--- start of Records provided ---

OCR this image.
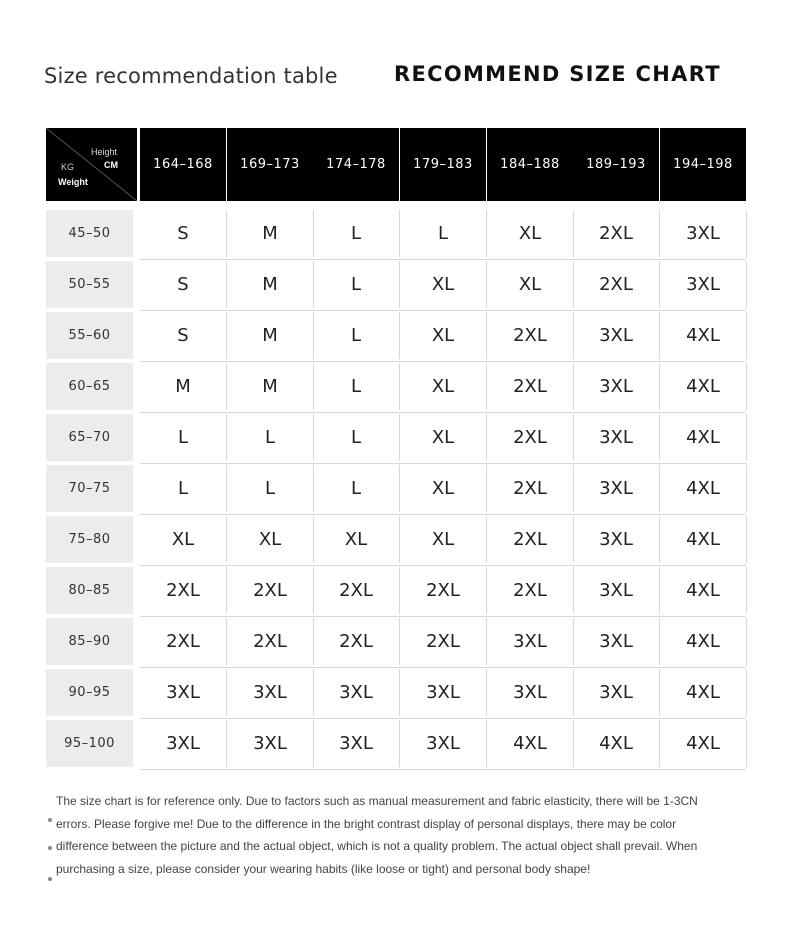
Size recommendation table	RECOMMEND SIZE CHART
Height
CM
KG
Weight
164–168	169–173	174–178	179–183	184–188	189–193	194–198
45–50	S	M	L	L	XL	2XL	3XL
50–55	S	M	L	XL	XL	2XL	3XL
55–60	S	M	L	XL	2XL	3XL	4XL
60–65	M	M	L	XL	2XL	3XL	4XL
65–70	L	L	L	XL	2XL	3XL	4XL
70–75	L	L	L	XL	2XL	3XL	4XL
75–80	XL	XL	XL	XL	2XL	3XL	4XL
80–85	2XL	2XL	2XL	2XL	2XL	3XL	4XL
85–90	2XL	2XL	2XL	2XL	3XL	3XL	4XL
90–95	3XL	3XL	3XL	3XL	3XL	3XL	4XL
95–100	3XL	3XL	3XL	3XL	4XL	4XL	4XL
The size chart is for reference only. Due to factors such as manual measurement and fabric elasticity, there will be 1-3CN
errors. Please forgive me! Due to the difference in the bright contrast display of personal displays, there may be color
difference between the picture and the actual object, which is not a quality problem. The actual object shall prevail. When
purchasing a size, please consider your wearing habits (like loose or tight) and personal body shape!
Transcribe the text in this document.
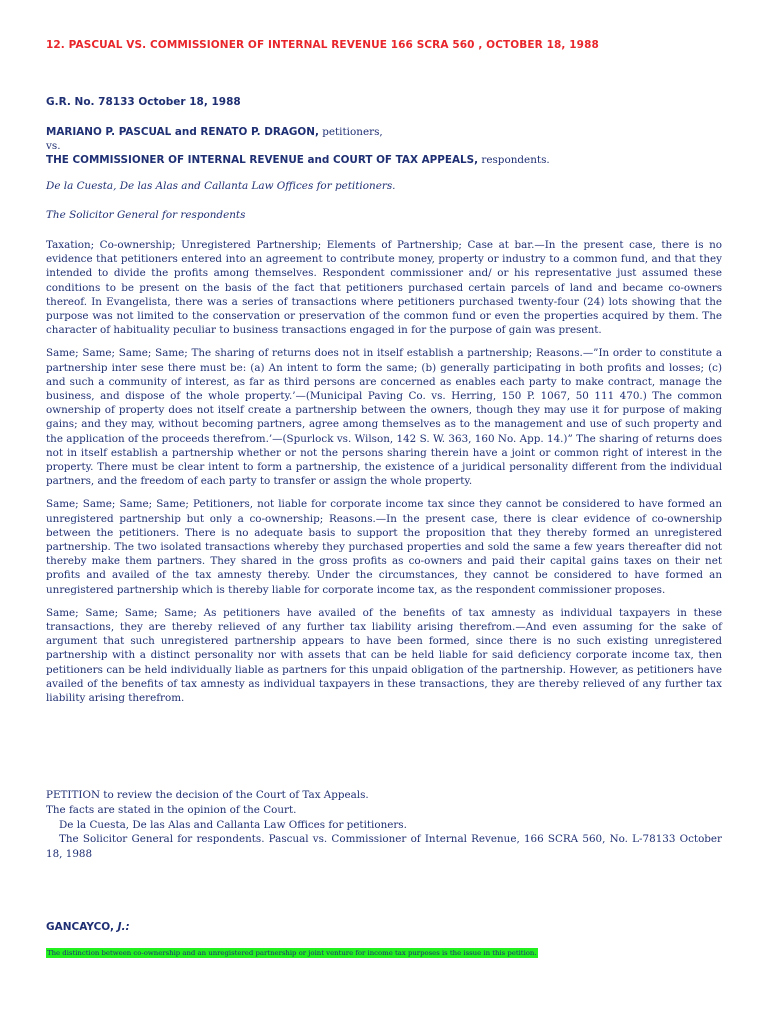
12. PASCUAL VS. COMMISSIONER OF INTERNAL REVENUE 166 SCRA 560 , OCTOBER 18, 1988
G.R. No. 78133 October 18, 1988
MARIANO P. PASCUAL and RENATO P. DRAGON, petitioners,
vs.
THE COMMISSIONER OF INTERNAL REVENUE and COURT OF TAX APPEALS, respondents.
De la Cuesta, De las Alas and Callanta Law Offices for petitioners.
The Solicitor General for respondents

Taxation; Co-ownership; Unregistered Partnership; Elements of Partnership; Case at bar.—In the present case, there is no evidence that petitioners entered into an agreement to contribute money, property or industry to a common fund, and that they intended to divide the profits among themselves. Respondent commissioner and/ or his representative just assumed these conditions to be present on the basis of the fact that petitioners purchased certain parcels of land and became co-owners thereof. In Evangelista, there was a series of transactions where petitioners purchased twenty-four (24) lots showing that the purpose was not limited to the conservation or preservation of the common fund or even the properties acquired by them. The character of habituality peculiar to business transactions engaged in for the purpose of gain was present.

Same; Same; Same; Same; The sharing of returns does not in itself establish a partnership; Reasons.—”In order to constitute a partnership inter sese there must be: (a) An intent to form the same; (b) generally participating in both profits and losses; (c) and such a community of interest, as far as third persons are concerned as enables each party to make contract, manage the business, and dispose of the whole property.’—(Municipal Paving Co. vs. Herring, 150 P. 1067, 50 111 470.) The common ownership of property does not itself create a partnership between the owners, though they may use it for purpose of making gains; and they may, without becoming partners, agree among themselves as to the management and use of such property and the application of the proceeds therefrom.’—(Spurlock vs. Wilson, 142 S. W. 363, 160 No. App. 14.)” The sharing of returns does not in itself establish a partnership whether or not the persons sharing therein have a joint or common right of interest in the property. There must be clear intent to form a partnership, the existence of a juridical personality different from the individual partners, and the freedom of each party to transfer or assign the whole property.

Same; Same; Same; Same; Petitioners, not liable for corporate income tax since they cannot be considered to have formed an unregistered partnership but only a co-ownership; Reasons.—In the present case, there is clear evidence of co-ownership between the petitioners. There is no adequate basis to support the proposition that they thereby formed an unregistered partnership. The two isolated transactions whereby they purchased properties and sold the same a few years thereafter did not thereby make them partners. They shared in the gross profits as co-owners and paid their capital gains taxes on their net profits and availed of the tax amnesty thereby. Under the circumstances, they cannot be considered to have formed an unregistered partnership which is thereby liable for corporate income tax, as the respondent commissioner proposes.

Same; Same; Same; Same; As petitioners have availed of the benefits of tax amnesty as individual taxpayers in these transactions, they are thereby relieved of any further tax liability arising therefrom.—And even assuming for the sake of argument that such unregistered partnership appears to have been formed, since there is no such existing unregistered partnership with a distinct personality nor with assets that can be held liable for said deficiency corporate income tax, then petitioners can be held individually liable as partners for this unpaid obligation of the partnership. However, as petitioners have availed of the benefits of tax amnesty as individual taxpayers in these transactions, they are thereby relieved of any further tax liability arising therefrom.

PETITION to review the decision of the Court of Tax Appeals.

The facts are stated in the opinion of the Court.

De la Cuesta, De las Alas and Callanta Law Offices for petitioners.

The Solicitor General for respondents. Pascual vs. Commissioner of Internal Revenue, 166 SCRA 560, No. L-78133 October 18, 1988

GANCAYCO, J.:
The distinction between co-ownership and an unregistered partnership or joint venture for income tax purposes is the issue in this petition.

--- end of Records provided ---

What needs to be done »
Reproduce the listing word for word and omit its pictures.

Correct output »
OCR this image.
Size recommendation table	RECOMMEND SIZE CHART
Height
CM
KG
Weight
164–168	169–173	174–178	179–183	184–188	189–193	194–198
45–50	S	M	L	L	XL	2XL	3XL
50–55	S	M	L	XL	XL	2XL	3XL
55–60	S	M	L	XL	2XL	3XL	4XL
60–65	M	M	L	XL	2XL	3XL	4XL
65–70	L	L	L	XL	2XL	3XL	4XL
70–75	L	L	L	XL	2XL	3XL	4XL
75–80	XL	XL	XL	XL	2XL	3XL	4XL
80–85	2XL	2XL	2XL	2XL	2XL	3XL	4XL
85–90	2XL	2XL	2XL	2XL	3XL	3XL	4XL
90–95	3XL	3XL	3XL	3XL	3XL	3XL	4XL
95–100	3XL	3XL	3XL	3XL	4XL	4XL	4XL
The size chart is for reference only. Due to factors such as manual measurement and fabric elasticity, there will be 1-3CN
errors. Please forgive me! Due to the difference in the bright contrast display of personal displays, there may be color
difference between the picture and the actual object, which is not a quality problem. The actual object shall prevail. When
purchasing a size, please consider your wearing habits (like loose or tight) and personal body shape!
Transcribe the text in this document.
12. PASCUAL VS. COMMISSIONER OF INTERNAL REVENUE 166 SCRA 560 , OCTOBER 18, 1988
G.R. No. 78133 October 18, 1988
MARIANO P. PASCUAL and RENATO P. DRAGON, petitioners,
vs.
THE COMMISSIONER OF INTERNAL REVENUE and COURT OF TAX APPEALS, respondents.
De la Cuesta, De las Alas and Callanta Law Offices for petitioners.
The Solicitor General for respondents

Taxation; Co-ownership; Unregistered Partnership; Elements of Partnership; Case at bar.—In the present case, there is no evidence that petitioners entered into an agreement to contribute money, property or industry to a common fund, and that they intended to divide the profits among themselves. Respondent commissioner and/ or his representative just assumed these conditions to be present on the basis of the fact that petitioners purchased certain parcels of land and became co-owners thereof. In Evangelista, there was a series of transactions where petitioners purchased twenty-four (24) lots showing that the purpose was not limited to the conservation or preservation of the common fund or even the properties acquired by them. The character of habituality peculiar to business transactions engaged in for the purpose of gain was present.

Same; Same; Same; Same; The sharing of returns does not in itself establish a partnership; Reasons.—”In order to constitute a partnership inter sese there must be: (a) An intent to form the same; (b) generally participating in both profits and losses; (c) and such a community of interest, as far as third persons are concerned as enables each party to make contract, manage the business, and dispose of the whole property.’—(Municipal Paving Co. vs. Herring, 150 P. 1067, 50 111 470.) The common ownership of property does not itself create a partnership between the owners, though they may use it for purpose of making gains; and they may, without becoming partners, agree among themselves as to the management and use of such property and the application of the proceeds therefrom.’—(Spurlock vs. Wilson, 142 S. W. 363, 160 No. App. 14.)” The sharing of returns does not in itself establish a partnership whether or not the persons sharing therein have a joint or common right of interest in the property. There must be clear intent to form a partnership, the existence of a juridical personality different from the individual partners, and the freedom of each party to transfer or assign the whole property.

Same; Same; Same; Same; Petitioners, not liable for corporate income tax since they cannot be considered to have formed an unregistered partnership but only a co-ownership; Reasons.—In the present case, there is clear evidence of co-ownership between the petitioners. There is no adequate basis to support the proposition that they thereby formed an unregistered partnership. The two isolated transactions whereby they purchased properties and sold the same a few years thereafter did not thereby make them partners. They shared in the gross profits as co-owners and paid their capital gains taxes on their net profits and availed of the tax amnesty thereby. Under the circumstances, they cannot be considered to have formed an unregistered partnership which is thereby liable for corporate income tax, as the respondent commissioner proposes.

Same; Same; Same; Same; As petitioners have availed of the benefits of tax amnesty as individual taxpayers in these transactions, they are thereby relieved of any further tax liability arising therefrom.—And even assuming for the sake of argument that such unregistered partnership appears to have been formed, since there is no such existing unregistered partnership with a distinct personality nor with assets that can be held liable for said deficiency corporate income tax, then petitioners can be held individually liable as partners for this unpaid obligation of the partnership. However, as petitioners have availed of the benefits of tax amnesty as individual taxpayers in these transactions, they are thereby relieved of any further tax liability arising therefrom.

PETITION to review the decision of the Court of Tax Appeals.

The facts are stated in the opinion of the Court.

De la Cuesta, De las Alas and Callanta Law Offices for petitioners.

The Solicitor General for respondents. Pascual vs. Commissioner of Internal Revenue, 166 SCRA 560, No. L-78133 October 18, 1988

GANCAYCO, J.:
The distinction between co-ownership and an unregistered partnership or joint venture for income tax purposes is the issue in this petition.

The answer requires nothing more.